* CHALLENGE *
Below are records. Count every line containing the word "ABBOTT" and give the number alone.

Collected data
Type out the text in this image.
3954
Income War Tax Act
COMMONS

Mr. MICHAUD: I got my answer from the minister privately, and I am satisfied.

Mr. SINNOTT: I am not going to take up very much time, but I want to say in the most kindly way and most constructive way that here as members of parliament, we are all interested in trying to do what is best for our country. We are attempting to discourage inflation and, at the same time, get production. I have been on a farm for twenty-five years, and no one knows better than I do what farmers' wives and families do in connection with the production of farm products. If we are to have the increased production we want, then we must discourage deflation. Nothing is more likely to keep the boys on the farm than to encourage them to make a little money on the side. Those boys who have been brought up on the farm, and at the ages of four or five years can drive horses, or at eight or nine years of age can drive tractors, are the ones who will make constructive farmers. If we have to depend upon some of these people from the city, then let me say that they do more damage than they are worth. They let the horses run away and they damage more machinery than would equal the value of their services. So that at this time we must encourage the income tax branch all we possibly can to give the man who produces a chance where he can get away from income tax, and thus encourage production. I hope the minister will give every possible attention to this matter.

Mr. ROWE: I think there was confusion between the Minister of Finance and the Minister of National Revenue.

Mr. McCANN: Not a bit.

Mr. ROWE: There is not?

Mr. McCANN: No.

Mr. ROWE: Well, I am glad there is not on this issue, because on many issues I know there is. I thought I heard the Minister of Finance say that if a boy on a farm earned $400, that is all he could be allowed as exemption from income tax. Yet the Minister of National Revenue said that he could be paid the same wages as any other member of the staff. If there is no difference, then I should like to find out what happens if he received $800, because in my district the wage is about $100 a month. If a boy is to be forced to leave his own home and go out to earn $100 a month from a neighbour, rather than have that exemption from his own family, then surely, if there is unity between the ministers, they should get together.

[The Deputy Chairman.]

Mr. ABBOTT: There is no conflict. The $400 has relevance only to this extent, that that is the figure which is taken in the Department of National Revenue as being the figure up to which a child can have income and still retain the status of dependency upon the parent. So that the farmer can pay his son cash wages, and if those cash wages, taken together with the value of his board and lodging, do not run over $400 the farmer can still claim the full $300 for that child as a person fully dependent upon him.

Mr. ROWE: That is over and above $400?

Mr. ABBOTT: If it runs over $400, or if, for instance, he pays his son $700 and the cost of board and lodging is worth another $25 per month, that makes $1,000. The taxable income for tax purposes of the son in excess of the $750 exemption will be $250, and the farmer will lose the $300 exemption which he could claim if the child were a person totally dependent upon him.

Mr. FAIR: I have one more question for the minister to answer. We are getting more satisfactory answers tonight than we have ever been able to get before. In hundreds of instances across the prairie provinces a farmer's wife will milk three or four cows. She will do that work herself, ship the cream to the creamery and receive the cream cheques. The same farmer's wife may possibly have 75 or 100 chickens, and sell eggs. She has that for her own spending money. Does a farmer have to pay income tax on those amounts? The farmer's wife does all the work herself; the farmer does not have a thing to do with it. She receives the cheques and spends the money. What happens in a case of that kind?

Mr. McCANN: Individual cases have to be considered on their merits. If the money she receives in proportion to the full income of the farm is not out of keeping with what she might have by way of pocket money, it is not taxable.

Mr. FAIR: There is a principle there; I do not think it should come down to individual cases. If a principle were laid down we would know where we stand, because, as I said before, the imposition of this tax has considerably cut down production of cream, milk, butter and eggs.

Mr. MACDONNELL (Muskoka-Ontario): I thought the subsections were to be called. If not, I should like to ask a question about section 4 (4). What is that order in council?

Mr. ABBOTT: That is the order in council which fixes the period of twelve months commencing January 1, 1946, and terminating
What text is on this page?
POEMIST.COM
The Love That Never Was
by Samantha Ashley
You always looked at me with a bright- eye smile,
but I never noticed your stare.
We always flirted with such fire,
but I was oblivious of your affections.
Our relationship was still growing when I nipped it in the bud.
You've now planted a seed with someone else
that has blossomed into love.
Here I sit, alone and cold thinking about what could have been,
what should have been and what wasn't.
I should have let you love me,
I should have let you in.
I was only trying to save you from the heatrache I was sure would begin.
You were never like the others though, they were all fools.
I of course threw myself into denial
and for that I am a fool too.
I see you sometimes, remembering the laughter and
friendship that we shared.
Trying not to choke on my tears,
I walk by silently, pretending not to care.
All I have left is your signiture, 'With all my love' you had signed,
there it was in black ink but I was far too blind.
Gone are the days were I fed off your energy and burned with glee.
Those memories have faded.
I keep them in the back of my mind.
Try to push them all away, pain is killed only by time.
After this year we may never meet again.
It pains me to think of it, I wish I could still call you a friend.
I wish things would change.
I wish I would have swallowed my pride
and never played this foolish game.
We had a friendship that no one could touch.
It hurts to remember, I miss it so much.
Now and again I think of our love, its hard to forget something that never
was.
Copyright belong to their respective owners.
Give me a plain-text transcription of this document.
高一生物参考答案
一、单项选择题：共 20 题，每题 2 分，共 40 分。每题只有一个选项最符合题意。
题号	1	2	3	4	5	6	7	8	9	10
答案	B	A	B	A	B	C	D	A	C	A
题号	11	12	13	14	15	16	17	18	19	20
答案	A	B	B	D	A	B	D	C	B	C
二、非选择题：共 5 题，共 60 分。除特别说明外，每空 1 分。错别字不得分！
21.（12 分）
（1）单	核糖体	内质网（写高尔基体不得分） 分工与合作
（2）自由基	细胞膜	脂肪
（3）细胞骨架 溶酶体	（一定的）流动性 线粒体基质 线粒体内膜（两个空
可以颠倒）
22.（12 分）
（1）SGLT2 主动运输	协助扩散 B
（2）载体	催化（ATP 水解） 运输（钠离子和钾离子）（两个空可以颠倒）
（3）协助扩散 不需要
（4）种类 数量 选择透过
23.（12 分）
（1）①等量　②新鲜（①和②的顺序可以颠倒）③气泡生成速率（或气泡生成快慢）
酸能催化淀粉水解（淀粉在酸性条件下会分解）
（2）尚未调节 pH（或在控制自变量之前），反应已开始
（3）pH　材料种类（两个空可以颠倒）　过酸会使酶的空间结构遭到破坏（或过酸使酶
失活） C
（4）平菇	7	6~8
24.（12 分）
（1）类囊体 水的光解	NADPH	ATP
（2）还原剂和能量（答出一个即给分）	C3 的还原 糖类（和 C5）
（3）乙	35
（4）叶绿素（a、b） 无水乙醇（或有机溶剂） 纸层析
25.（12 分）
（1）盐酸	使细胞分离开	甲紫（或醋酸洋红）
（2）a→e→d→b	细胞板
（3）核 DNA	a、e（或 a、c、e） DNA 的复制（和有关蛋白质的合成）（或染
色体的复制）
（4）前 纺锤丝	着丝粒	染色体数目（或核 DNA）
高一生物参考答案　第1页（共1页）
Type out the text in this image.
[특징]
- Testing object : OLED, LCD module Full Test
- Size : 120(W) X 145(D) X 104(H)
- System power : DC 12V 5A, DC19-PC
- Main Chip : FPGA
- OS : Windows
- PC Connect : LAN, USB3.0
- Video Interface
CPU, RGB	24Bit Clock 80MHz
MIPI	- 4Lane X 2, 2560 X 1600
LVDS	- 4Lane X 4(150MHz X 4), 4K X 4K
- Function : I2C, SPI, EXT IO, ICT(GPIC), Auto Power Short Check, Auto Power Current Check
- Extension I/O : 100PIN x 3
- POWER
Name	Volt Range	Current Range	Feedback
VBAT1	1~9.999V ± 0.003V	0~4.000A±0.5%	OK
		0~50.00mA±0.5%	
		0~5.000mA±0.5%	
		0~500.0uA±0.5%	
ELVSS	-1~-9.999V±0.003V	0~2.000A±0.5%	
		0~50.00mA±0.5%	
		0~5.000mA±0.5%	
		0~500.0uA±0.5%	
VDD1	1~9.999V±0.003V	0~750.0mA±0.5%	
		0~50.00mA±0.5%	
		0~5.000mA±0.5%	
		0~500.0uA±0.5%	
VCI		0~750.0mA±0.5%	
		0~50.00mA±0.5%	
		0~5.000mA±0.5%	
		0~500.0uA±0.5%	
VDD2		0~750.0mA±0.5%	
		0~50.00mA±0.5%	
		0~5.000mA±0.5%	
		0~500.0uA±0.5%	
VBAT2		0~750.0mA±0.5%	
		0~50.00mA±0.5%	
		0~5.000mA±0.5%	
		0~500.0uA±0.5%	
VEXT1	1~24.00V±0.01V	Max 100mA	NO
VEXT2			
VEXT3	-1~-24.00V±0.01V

* RESPONSE TO THIS TASK *
3